start Exercise material

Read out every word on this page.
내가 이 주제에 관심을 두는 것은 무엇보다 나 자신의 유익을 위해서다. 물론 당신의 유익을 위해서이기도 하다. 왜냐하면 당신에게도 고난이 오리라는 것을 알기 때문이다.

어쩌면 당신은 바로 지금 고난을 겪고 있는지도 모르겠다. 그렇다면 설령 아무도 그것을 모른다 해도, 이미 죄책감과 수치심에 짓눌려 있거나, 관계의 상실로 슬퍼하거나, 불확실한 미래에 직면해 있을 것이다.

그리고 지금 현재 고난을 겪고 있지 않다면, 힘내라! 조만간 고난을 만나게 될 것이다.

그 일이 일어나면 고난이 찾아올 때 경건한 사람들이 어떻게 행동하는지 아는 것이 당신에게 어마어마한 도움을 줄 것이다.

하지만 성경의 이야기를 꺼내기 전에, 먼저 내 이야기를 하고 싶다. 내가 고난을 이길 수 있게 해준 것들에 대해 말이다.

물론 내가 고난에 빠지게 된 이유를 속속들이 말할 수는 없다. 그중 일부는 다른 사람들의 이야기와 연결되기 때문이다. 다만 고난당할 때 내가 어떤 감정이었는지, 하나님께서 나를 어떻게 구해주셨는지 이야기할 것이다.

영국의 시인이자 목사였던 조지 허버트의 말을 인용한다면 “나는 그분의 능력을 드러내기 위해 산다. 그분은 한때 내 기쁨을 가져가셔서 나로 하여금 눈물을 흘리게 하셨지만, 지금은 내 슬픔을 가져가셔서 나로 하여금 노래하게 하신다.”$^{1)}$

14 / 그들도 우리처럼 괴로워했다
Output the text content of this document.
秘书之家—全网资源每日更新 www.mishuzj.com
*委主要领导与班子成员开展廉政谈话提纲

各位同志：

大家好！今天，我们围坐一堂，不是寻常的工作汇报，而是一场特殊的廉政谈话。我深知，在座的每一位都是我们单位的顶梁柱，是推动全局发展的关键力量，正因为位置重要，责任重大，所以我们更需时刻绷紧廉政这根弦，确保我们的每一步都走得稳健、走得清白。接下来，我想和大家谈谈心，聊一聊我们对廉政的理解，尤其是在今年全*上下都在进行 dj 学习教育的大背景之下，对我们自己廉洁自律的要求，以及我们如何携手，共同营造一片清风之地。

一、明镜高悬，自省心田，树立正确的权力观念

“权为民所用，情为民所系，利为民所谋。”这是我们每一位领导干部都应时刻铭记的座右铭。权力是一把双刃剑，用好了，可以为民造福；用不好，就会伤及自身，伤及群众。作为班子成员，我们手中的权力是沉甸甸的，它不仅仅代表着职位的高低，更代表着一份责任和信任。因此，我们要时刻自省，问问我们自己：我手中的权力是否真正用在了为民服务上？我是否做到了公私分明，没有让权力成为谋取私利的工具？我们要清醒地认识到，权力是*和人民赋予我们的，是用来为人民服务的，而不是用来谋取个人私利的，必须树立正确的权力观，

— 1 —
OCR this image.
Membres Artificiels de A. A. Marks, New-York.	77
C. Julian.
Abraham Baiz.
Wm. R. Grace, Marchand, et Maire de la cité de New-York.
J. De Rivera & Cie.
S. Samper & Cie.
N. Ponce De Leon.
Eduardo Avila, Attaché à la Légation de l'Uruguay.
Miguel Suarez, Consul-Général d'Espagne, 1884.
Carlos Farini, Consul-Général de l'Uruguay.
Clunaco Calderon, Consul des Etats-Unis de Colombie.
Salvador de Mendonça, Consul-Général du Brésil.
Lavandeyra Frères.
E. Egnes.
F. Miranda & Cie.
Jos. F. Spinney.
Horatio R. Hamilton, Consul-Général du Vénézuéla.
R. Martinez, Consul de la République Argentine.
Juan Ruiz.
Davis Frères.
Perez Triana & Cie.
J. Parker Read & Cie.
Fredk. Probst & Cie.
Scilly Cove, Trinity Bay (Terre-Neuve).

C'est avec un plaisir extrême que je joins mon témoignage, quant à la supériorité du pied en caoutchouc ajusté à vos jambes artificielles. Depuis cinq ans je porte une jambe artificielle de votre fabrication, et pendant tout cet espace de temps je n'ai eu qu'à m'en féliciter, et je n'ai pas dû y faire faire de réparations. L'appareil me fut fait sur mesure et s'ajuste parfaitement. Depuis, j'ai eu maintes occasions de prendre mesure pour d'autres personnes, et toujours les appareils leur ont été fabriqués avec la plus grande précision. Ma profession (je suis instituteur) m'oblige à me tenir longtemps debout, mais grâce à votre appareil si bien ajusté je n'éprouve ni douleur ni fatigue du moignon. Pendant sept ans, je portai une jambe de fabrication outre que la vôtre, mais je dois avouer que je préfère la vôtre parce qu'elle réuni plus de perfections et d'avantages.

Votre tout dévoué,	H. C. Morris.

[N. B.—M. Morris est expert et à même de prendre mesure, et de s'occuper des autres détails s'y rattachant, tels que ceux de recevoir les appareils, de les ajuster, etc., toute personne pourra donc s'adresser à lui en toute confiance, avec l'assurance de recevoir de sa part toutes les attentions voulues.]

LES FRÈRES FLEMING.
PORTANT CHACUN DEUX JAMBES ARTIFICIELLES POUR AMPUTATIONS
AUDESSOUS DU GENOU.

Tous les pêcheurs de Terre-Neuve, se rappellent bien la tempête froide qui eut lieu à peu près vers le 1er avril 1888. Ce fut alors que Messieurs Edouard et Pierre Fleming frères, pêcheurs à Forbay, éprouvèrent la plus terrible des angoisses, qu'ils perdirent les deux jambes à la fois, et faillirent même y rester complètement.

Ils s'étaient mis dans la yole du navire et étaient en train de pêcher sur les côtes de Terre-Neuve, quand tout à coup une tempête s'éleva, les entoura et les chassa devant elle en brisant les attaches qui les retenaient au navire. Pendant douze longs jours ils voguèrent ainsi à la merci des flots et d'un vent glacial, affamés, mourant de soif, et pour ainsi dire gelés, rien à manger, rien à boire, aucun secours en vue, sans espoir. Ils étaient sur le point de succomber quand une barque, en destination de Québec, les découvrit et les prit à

end Exercise material

Exercise details
Type out the full listing again, exactly as given.

Response to the task
Read out every word on this page.
내가 이 주제에 관심을 두는 것은 무엇보다 나 자신의 유익을 위해서다. 물론 당신의 유익을 위해서이기도 하다. 왜냐하면 당신에게도 고난이 오리라는 것을 알기 때문이다.

어쩌면 당신은 바로 지금 고난을 겪고 있는지도 모르겠다. 그렇다면 설령 아무도 그것을 모른다 해도, 이미 죄책감과 수치심에 짓눌려 있거나, 관계의 상실로 슬퍼하거나, 불확실한 미래에 직면해 있을 것이다.

그리고 지금 현재 고난을 겪고 있지 않다면, 힘내라! 조만간 고난을 만나게 될 것이다.

그 일이 일어나면 고난이 찾아올 때 경건한 사람들이 어떻게 행동하는지 아는 것이 당신에게 어마어마한 도움을 줄 것이다.

하지만 성경의 이야기를 꺼내기 전에, 먼저 내 이야기를 하고 싶다. 내가 고난을 이길 수 있게 해준 것들에 대해 말이다.

물론 내가 고난에 빠지게 된 이유를 속속들이 말할 수는 없다. 그중 일부는 다른 사람들의 이야기와 연결되기 때문이다. 다만 고난당할 때 내가 어떤 감정이었는지, 하나님께서 나를 어떻게 구해주셨는지 이야기할 것이다.

영국의 시인이자 목사였던 조지 허버트의 말을 인용한다면 “나는 그분의 능력을 드러내기 위해 산다. 그분은 한때 내 기쁨을 가져가셔서 나로 하여금 눈물을 흘리게 하셨지만, 지금은 내 슬픔을 가져가셔서 나로 하여금 노래하게 하신다.”$^{1)}$

14 / 그들도 우리처럼 괴로워했다
Output the text content of this document.
秘书之家—全网资源每日更新 www.mishuzj.com
*委主要领导与班子成员开展廉政谈话提纲

各位同志：

大家好！今天，我们围坐一堂，不是寻常的工作汇报，而是一场特殊的廉政谈话。我深知，在座的每一位都是我们单位的顶梁柱，是推动全局发展的关键力量，正因为位置重要，责任重大，所以我们更需时刻绷紧廉政这根弦，确保我们的每一步都走得稳健、走得清白。接下来，我想和大家谈谈心，聊一聊我们对廉政的理解，尤其是在今年全*上下都在进行 dj 学习教育的大背景之下，对我们自己廉洁自律的要求，以及我们如何携手，共同营造一片清风之地。

一、明镜高悬，自省心田，树立正确的权力观念

“权为民所用，情为民所系，利为民所谋。”这是我们每一位领导干部都应时刻铭记的座右铭。权力是一把双刃剑，用好了，可以为民造福；用不好，就会伤及自身，伤及群众。作为班子成员，我们手中的权力是沉甸甸的，它不仅仅代表着职位的高低，更代表着一份责任和信任。因此，我们要时刻自省，问问我们自己：我手中的权力是否真正用在了为民服务上？我是否做到了公私分明，没有让权力成为谋取私利的工具？我们要清醒地认识到，权力是*和人民赋予我们的，是用来为人民服务的，而不是用来谋取个人私利的，必须树立正确的权力观，

— 1 —
OCR this image.
Membres Artificiels de A. A. Marks, New-York.	77
C. Julian.
Abraham Baiz.
Wm. R. Grace, Marchand, et Maire de la cité de New-York.
J. De Rivera & Cie.
S. Samper & Cie.
N. Ponce De Leon.
Eduardo Avila, Attaché à la Légation de l'Uruguay.
Miguel Suarez, Consul-Général d'Espagne, 1884.
Carlos Farini, Consul-Général de l'Uruguay.
Clunaco Calderon, Consul des Etats-Unis de Colombie.
Salvador de Mendonça, Consul-Général du Brésil.
Lavandeyra Frères.
E. Egnes.
F. Miranda & Cie.
Jos. F. Spinney.
Horatio R. Hamilton, Consul-Général du Vénézuéla.
R. Martinez, Consul de la République Argentine.
Juan Ruiz.
Davis Frères.
Perez Triana & Cie.
J. Parker Read & Cie.
Fredk. Probst & Cie.
Scilly Cove, Trinity Bay (Terre-Neuve).

C'est avec un plaisir extrême que je joins mon témoignage, quant à la supériorité du pied en caoutchouc ajusté à vos jambes artificielles. Depuis cinq ans je porte une jambe artificielle de votre fabrication, et pendant tout cet espace de temps je n'ai eu qu'à m'en féliciter, et je n'ai pas dû y faire faire de réparations. L'appareil me fut fait sur mesure et s'ajuste parfaitement. Depuis, j'ai eu maintes occasions de prendre mesure pour d'autres personnes, et toujours les appareils leur ont été fabriqués avec la plus grande précision. Ma profession (je suis instituteur) m'oblige à me tenir longtemps debout, mais grâce à votre appareil si bien ajusté je n'éprouve ni douleur ni fatigue du moignon. Pendant sept ans, je portai une jambe de fabrication outre que la vôtre, mais je dois avouer que je préfère la vôtre parce qu'elle réuni plus de perfections et d'avantages.

Votre tout dévoué,	H. C. Morris.

[N. B.—M. Morris est expert et à même de prendre mesure, et de s'occuper des autres détails s'y rattachant, tels que ceux de recevoir les appareils, de les ajuster, etc., toute personne pourra donc s'adresser à lui en toute confiance, avec l'assurance de recevoir de sa part toutes les attentions voulues.]

LES FRÈRES FLEMING.
PORTANT CHACUN DEUX JAMBES ARTIFICIELLES POUR AMPUTATIONS
AUDESSOUS DU GENOU.

Tous les pêcheurs de Terre-Neuve, se rappellent bien la tempête froide qui eut lieu à peu près vers le 1er avril 1888. Ce fut alors que Messieurs Edouard et Pierre Fleming frères, pêcheurs à Forbay, éprouvèrent la plus terrible des angoisses, qu'ils perdirent les deux jambes à la fois, et faillirent même y rester complètement.

Ils s'étaient mis dans la yole du navire et étaient en train de pêcher sur les côtes de Terre-Neuve, quand tout à coup une tempête s'éleva, les entoura et les chassa devant elle en brisant les attaches qui les retenaient au navire. Pendant douze longs jours ils voguèrent ainsi à la merci des flots et d'un vent glacial, affamés, mourant de soif, et pour ainsi dire gelés, rien à manger, rien à boire, aucun secours en vue, sans espoir. Ils étaient sur le point de succomber quand une barque, en destination de Québec, les découvrit et les prit à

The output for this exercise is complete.